Your task is to repeat the entries underneath exactly, minus the pictures.

SUPPLIED RECORDS

######

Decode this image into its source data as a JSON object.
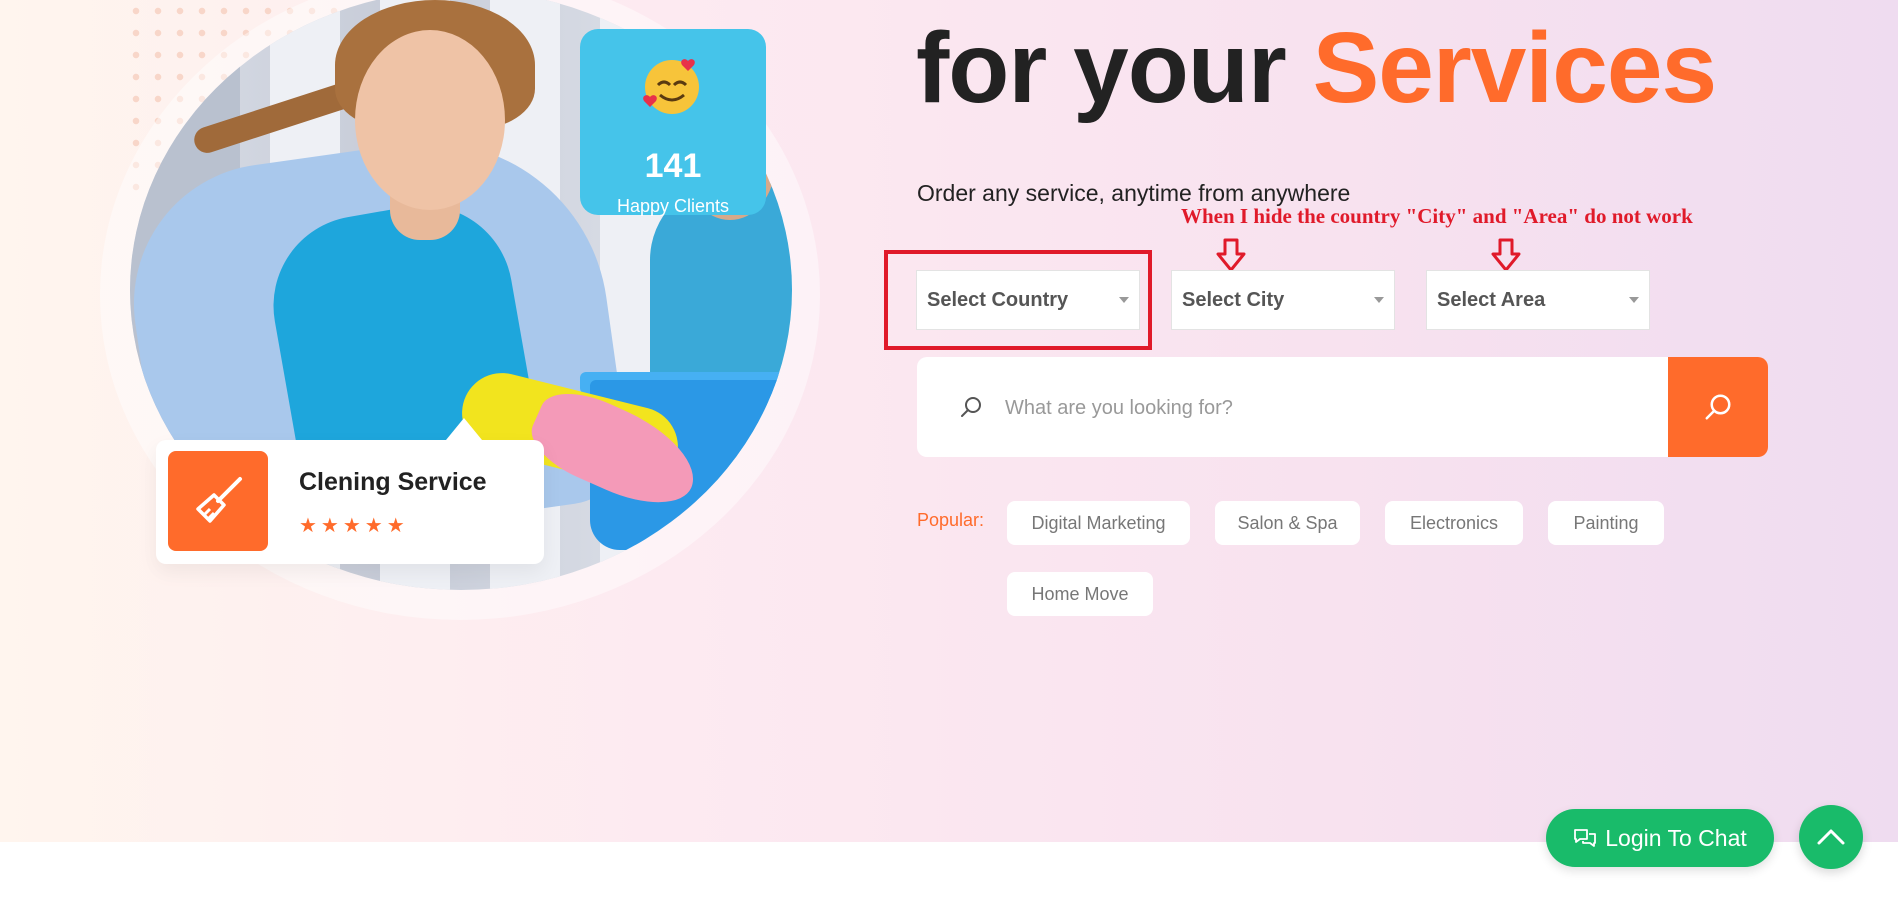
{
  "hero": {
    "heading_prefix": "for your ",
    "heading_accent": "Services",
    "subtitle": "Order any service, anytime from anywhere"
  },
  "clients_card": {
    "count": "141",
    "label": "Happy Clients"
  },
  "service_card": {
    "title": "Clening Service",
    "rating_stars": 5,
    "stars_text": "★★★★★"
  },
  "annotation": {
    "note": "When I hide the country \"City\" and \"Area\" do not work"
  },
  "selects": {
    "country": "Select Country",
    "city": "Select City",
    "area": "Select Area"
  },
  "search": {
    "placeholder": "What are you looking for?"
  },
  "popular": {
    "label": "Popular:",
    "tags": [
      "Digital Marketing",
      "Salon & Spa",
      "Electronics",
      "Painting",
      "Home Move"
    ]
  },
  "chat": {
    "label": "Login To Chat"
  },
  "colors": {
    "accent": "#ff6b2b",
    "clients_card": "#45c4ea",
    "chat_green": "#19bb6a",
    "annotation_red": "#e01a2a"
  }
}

######

CORRECT RESPONSE
Decode this image into its source data as a JSON object.
{
  "hero": {
    "heading_prefix": "for your ",
    "heading_accent": "Services",
    "subtitle": "Order any service, anytime from anywhere"
  },
  "clients_card": {
    "count": "141",
    "label": "Happy Clients"
  },
  "service_card": {
    "title": "Clening Service",
    "rating_stars": 5,
    "stars_text": "★★★★★"
  },
  "annotation": {
    "note": "When I hide the country \"City\" and \"Area\" do not work"
  },
  "selects": {
    "country": "Select Country",
    "city": "Select City",
    "area": "Select Area"
  },
  "search": {
    "placeholder": "What are you looking for?"
  },
  "popular": {
    "label": "Popular:",
    "tags": [
      "Digital Marketing",
      "Salon & Spa",
      "Electronics",
      "Painting",
      "Home Move"
    ]
  },
  "chat": {
    "label": "Login To Chat"
  },
  "colors": {
    "accent": "#ff6b2b",
    "clients_card": "#45c4ea",
    "chat_green": "#19bb6a",
    "annotation_red": "#e01a2a"
  }
}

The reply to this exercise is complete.